**Objective**:
Please list all lines of the material below in which the string "zone" occurs.

**Data shown**:
==*==
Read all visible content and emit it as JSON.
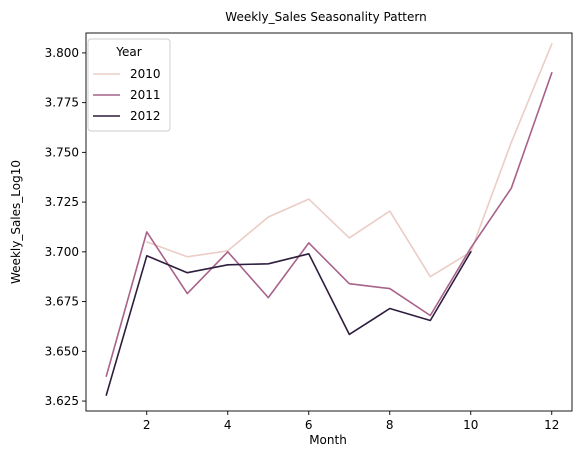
{
  "chart_data": {
    "type": "line",
    "title": "Weekly_Sales Seasonality Pattern",
    "xlabel": "Month",
    "ylabel": "Weekly_Sales_Log10",
    "xlim": [
      0.5,
      12.5
    ],
    "ylim": [
      3.62,
      3.81
    ],
    "xticks": [
      "2",
      "4",
      "6",
      "8",
      "10",
      "12"
    ],
    "yticks": [
      "3.625",
      "3.650",
      "3.675",
      "3.700",
      "3.725",
      "3.750",
      "3.775",
      "3.800"
    ],
    "legend": {
      "title": "Year",
      "position": "top-left"
    },
    "series": [
      {
        "name": "2010",
        "color": "#ebcdc6",
        "x": [
          2,
          3,
          4,
          5,
          6,
          7,
          8,
          9,
          10,
          11,
          12
        ],
        "y": [
          3.705,
          3.6975,
          3.7005,
          3.7175,
          3.7265,
          3.707,
          3.7205,
          3.6875,
          3.7,
          3.755,
          3.8045
        ]
      },
      {
        "name": "2011",
        "color": "#a8628a",
        "x": [
          1,
          2,
          3,
          4,
          5,
          6,
          7,
          8,
          9,
          10,
          11,
          12
        ],
        "y": [
          3.6375,
          3.71,
          3.679,
          3.7,
          3.677,
          3.7045,
          3.684,
          3.6815,
          3.668,
          3.702,
          3.732,
          3.79
        ]
      },
      {
        "name": "2012",
        "color": "#2d1e3e",
        "x": [
          1,
          2,
          3,
          4,
          5,
          6,
          7,
          8,
          9,
          10
        ],
        "y": [
          3.628,
          3.698,
          3.6895,
          3.6935,
          3.694,
          3.699,
          3.6585,
          3.6715,
          3.6655,
          3.7
        ]
      }
    ]
  }
}
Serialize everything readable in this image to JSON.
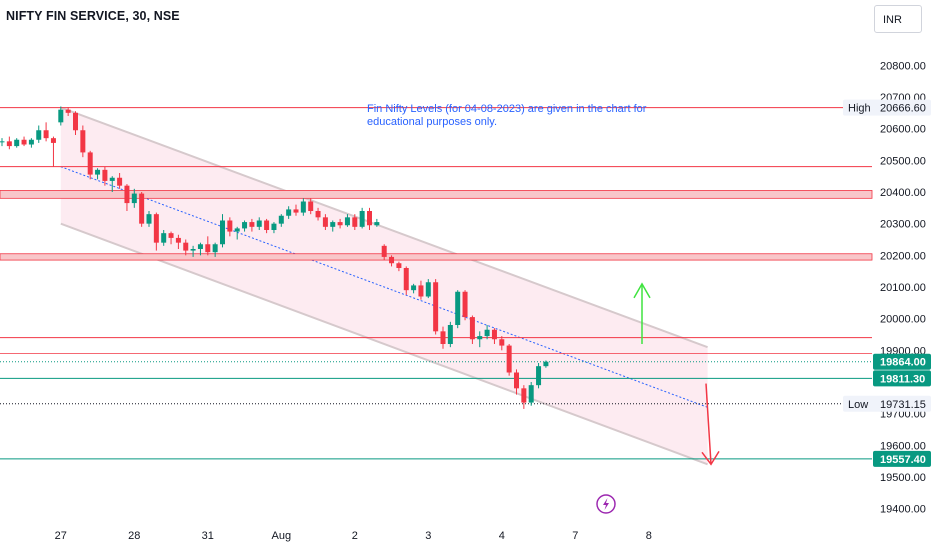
{
  "header": {
    "symbol_title": "NIFTY FIN SERVICE, 30, NSE",
    "currency": "INR"
  },
  "annotation": {
    "line1": "Fin Nifty Levels (for 04-08-2023) are given in the chart for",
    "line2": "educational purposes only."
  },
  "icons": {
    "event_icon": "lightning-bolt-icon"
  },
  "colors": {
    "up": "#089981",
    "down": "#f23645",
    "resistance": "#f23645",
    "support": "#089981",
    "channel": "#f8bbd0",
    "midline": "#2962ff",
    "green_tag": "#089981",
    "price_tag": "#089981",
    "arrow_up": "#3fe33f",
    "arrow_down": "#f23645",
    "event": "#9c27b0"
  },
  "chart_data": {
    "type": "candlestick",
    "ylim": [
      19380,
      20880
    ],
    "y_ticks": [
      19400,
      19500,
      19600,
      19700,
      19800,
      19900,
      20000,
      20100,
      20200,
      20300,
      20400,
      20500,
      20600,
      20700,
      20800
    ],
    "y_tick_labels": [
      "19400.00",
      "19500.00",
      "19600.00",
      "19700.00",
      "19800.00",
      "19900.00",
      "20000.00",
      "20100.00",
      "20200.00",
      "20300.00",
      "20400.00",
      "20500.00",
      "20600.00",
      "20700.00",
      "20800.00"
    ],
    "x_labels": [
      {
        "label": "27",
        "bar": 8
      },
      {
        "label": "28",
        "bar": 18
      },
      {
        "label": "31",
        "bar": 28
      },
      {
        "label": "Aug",
        "bar": 38
      },
      {
        "label": "2",
        "bar": 48
      },
      {
        "label": "3",
        "bar": 58
      },
      {
        "label": "4",
        "bar": 68
      },
      {
        "label": "7",
        "bar": 78
      },
      {
        "label": "8",
        "bar": 88
      }
    ],
    "candles": [
      [
        20558,
        20570,
        20545,
        20560
      ],
      [
        20560,
        20575,
        20535,
        20545
      ],
      [
        20545,
        20570,
        20540,
        20565
      ],
      [
        20565,
        20575,
        20545,
        20550
      ],
      [
        20550,
        20570,
        20540,
        20565
      ],
      [
        20565,
        20610,
        20555,
        20595
      ],
      [
        20595,
        20620,
        20560,
        20570
      ],
      [
        20570,
        20575,
        20480,
        20555
      ],
      [
        20620,
        20670,
        20610,
        20660
      ],
      [
        20660,
        20668,
        20640,
        20650
      ],
      [
        20650,
        20655,
        20580,
        20595
      ],
      [
        20595,
        20610,
        20510,
        20525
      ],
      [
        20525,
        20530,
        20440,
        20455
      ],
      [
        20455,
        20475,
        20440,
        20470
      ],
      [
        20470,
        20480,
        20420,
        20435
      ],
      [
        20435,
        20450,
        20400,
        20445
      ],
      [
        20445,
        20460,
        20410,
        20420
      ],
      [
        20420,
        20425,
        20340,
        20365
      ],
      [
        20365,
        20410,
        20350,
        20395
      ],
      [
        20395,
        20400,
        20290,
        20300
      ],
      [
        20300,
        20340,
        20290,
        20330
      ],
      [
        20330,
        20335,
        20215,
        20240
      ],
      [
        20240,
        20280,
        20230,
        20270
      ],
      [
        20270,
        20275,
        20235,
        20255
      ],
      [
        20255,
        20265,
        20220,
        20240
      ],
      [
        20240,
        20250,
        20200,
        20215
      ],
      [
        20215,
        20230,
        20195,
        20220
      ],
      [
        20220,
        20240,
        20200,
        20235
      ],
      [
        20235,
        20260,
        20200,
        20210
      ],
      [
        20210,
        20240,
        20195,
        20235
      ],
      [
        20235,
        20330,
        20225,
        20310
      ],
      [
        20310,
        20320,
        20260,
        20275
      ],
      [
        20275,
        20290,
        20250,
        20285
      ],
      [
        20285,
        20310,
        20275,
        20305
      ],
      [
        20305,
        20315,
        20275,
        20290
      ],
      [
        20290,
        20320,
        20280,
        20310
      ],
      [
        20310,
        20315,
        20270,
        20280
      ],
      [
        20280,
        20305,
        20270,
        20300
      ],
      [
        20300,
        20330,
        20290,
        20325
      ],
      [
        20325,
        20355,
        20315,
        20345
      ],
      [
        20345,
        20360,
        20325,
        20335
      ],
      [
        20335,
        20380,
        20325,
        20370
      ],
      [
        20370,
        20380,
        20330,
        20340
      ],
      [
        20340,
        20350,
        20310,
        20320
      ],
      [
        20320,
        20330,
        20280,
        20290
      ],
      [
        20290,
        20310,
        20275,
        20305
      ],
      [
        20305,
        20315,
        20285,
        20295
      ],
      [
        20295,
        20330,
        20290,
        20320
      ],
      [
        20320,
        20330,
        20280,
        20290
      ],
      [
        20290,
        20350,
        20285,
        20340
      ],
      [
        20340,
        20350,
        20280,
        20295
      ],
      [
        20295,
        20315,
        20290,
        20305
      ],
      [
        20230,
        20235,
        20185,
        20195
      ],
      [
        20195,
        20200,
        20165,
        20175
      ],
      [
        20175,
        20180,
        20150,
        20160
      ],
      [
        20160,
        20165,
        20075,
        20090
      ],
      [
        20090,
        20110,
        20080,
        20105
      ],
      [
        20105,
        20120,
        20060,
        20070
      ],
      [
        20070,
        20125,
        20065,
        20115
      ],
      [
        20115,
        20125,
        19950,
        19960
      ],
      [
        19960,
        19975,
        19905,
        19920
      ],
      [
        19920,
        19990,
        19910,
        19980
      ],
      [
        19980,
        20090,
        19970,
        20085
      ],
      [
        20085,
        20090,
        19995,
        20005
      ],
      [
        20005,
        20010,
        19920,
        19935
      ],
      [
        19935,
        19960,
        19910,
        19945
      ],
      [
        19945,
        19980,
        19935,
        19965
      ],
      [
        19965,
        19970,
        19920,
        19935
      ],
      [
        19935,
        19945,
        19900,
        19915
      ],
      [
        19915,
        19920,
        19820,
        19830
      ],
      [
        19830,
        19840,
        19760,
        19780
      ],
      [
        19780,
        19790,
        19715,
        19735
      ],
      [
        19735,
        19800,
        19725,
        19790
      ],
      [
        19790,
        19860,
        19780,
        19850
      ],
      [
        19850,
        19868,
        19845,
        19864
      ]
    ],
    "levels": [
      {
        "name": "resistance-20666",
        "value": 20666.6,
        "color": "#f23645",
        "style": "solid"
      },
      {
        "name": "resistance-20480",
        "value": 20480,
        "color": "#f23645",
        "style": "solid"
      },
      {
        "name": "resistance-zone-20400",
        "value_low": 20380,
        "value_high": 20405,
        "color": "#f23645",
        "style": "zone"
      },
      {
        "name": "resistance-zone-20200",
        "value_low": 20185,
        "value_high": 20205,
        "color": "#f23645",
        "style": "zone"
      },
      {
        "name": "resistance-19940",
        "value": 19940,
        "color": "#f23645",
        "style": "solid"
      },
      {
        "name": "resistance-19890",
        "value": 19890,
        "color": "#f23645",
        "style": "thin"
      },
      {
        "name": "last-price",
        "value": 19864,
        "color": "#089981",
        "style": "dotted"
      },
      {
        "name": "support-19811",
        "value": 19811.3,
        "color": "#089981",
        "style": "solid"
      },
      {
        "name": "low-19731",
        "value": 19731.15,
        "color": "#131722",
        "style": "dotted"
      },
      {
        "name": "support-19557",
        "value": 19557.4,
        "color": "#089981",
        "style": "solid"
      }
    ],
    "price_tags": [
      {
        "label": "20666.60",
        "value": 20666.6,
        "kind": "plain",
        "prefix": "High"
      },
      {
        "label": "19864.00",
        "value": 19864,
        "kind": "green"
      },
      {
        "label": "19811.30",
        "value": 19811.3,
        "kind": "green"
      },
      {
        "label": "19731.15",
        "value": 19731.15,
        "kind": "plain",
        "prefix": "Low"
      },
      {
        "label": "19557.40",
        "value": 19557.4,
        "kind": "green"
      }
    ],
    "channel": {
      "upper_start": {
        "bar": 8,
        "value": 20666.6
      },
      "upper_end": {
        "bar": 96,
        "value": 19910
      },
      "lower_start": {
        "bar": 8,
        "value": 20300
      },
      "lower_end": {
        "bar": 96,
        "value": 19540
      }
    },
    "midline": {
      "start": {
        "bar": 8,
        "value": 20480
      },
      "end": {
        "bar": 96,
        "value": 19720
      }
    }
  }
}
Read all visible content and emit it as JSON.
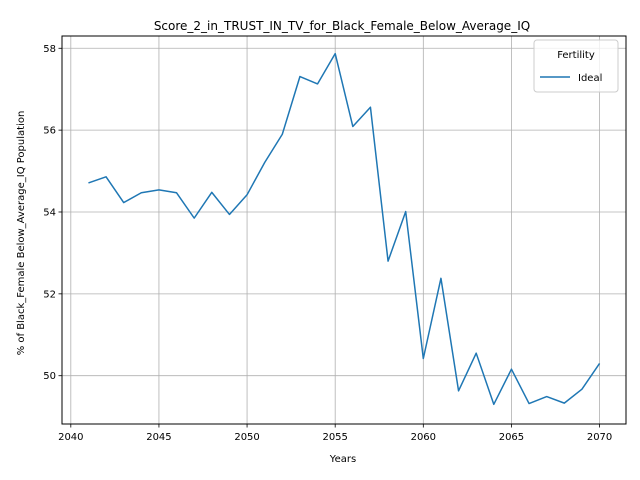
{
  "chart_data": {
    "type": "line",
    "title": "Score_2_in_TRUST_IN_TV_for_Black_Female_Below_Average_IQ",
    "xlabel": "Years",
    "ylabel": "% of Black_Female Below_Average_IQ Population",
    "xlim": [
      2039.5,
      2071.5
    ],
    "ylim": [
      48.82,
      58.3
    ],
    "xticks": [
      2040,
      2045,
      2050,
      2055,
      2060,
      2065,
      2070
    ],
    "yticks": [
      50,
      52,
      54,
      56,
      58
    ],
    "grid": true,
    "legend": {
      "title": "Fertility",
      "position": "top-right"
    },
    "series": [
      {
        "name": "Ideal",
        "color": "#1f77b4",
        "x": [
          2041,
          2042,
          2043,
          2044,
          2045,
          2046,
          2047,
          2048,
          2049,
          2050,
          2051,
          2052,
          2053,
          2054,
          2055,
          2056,
          2057,
          2058,
          2059,
          2060,
          2061,
          2062,
          2063,
          2064,
          2065,
          2066,
          2067,
          2068,
          2069,
          2070
        ],
        "y": [
          54.71,
          54.86,
          54.23,
          54.47,
          54.54,
          54.47,
          53.85,
          54.48,
          53.94,
          54.42,
          55.21,
          55.9,
          57.31,
          57.13,
          57.87,
          56.09,
          56.56,
          52.8,
          54.01,
          50.42,
          52.38,
          49.63,
          50.55,
          49.3,
          50.16,
          49.32,
          49.49,
          49.33,
          49.67,
          50.3
        ]
      }
    ]
  }
}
==*==
**Task answer**:
        "name": "resistance-zone-20400",
        "style": "zone"
        "name": "resistance-zone-20200",
        "style": "zone"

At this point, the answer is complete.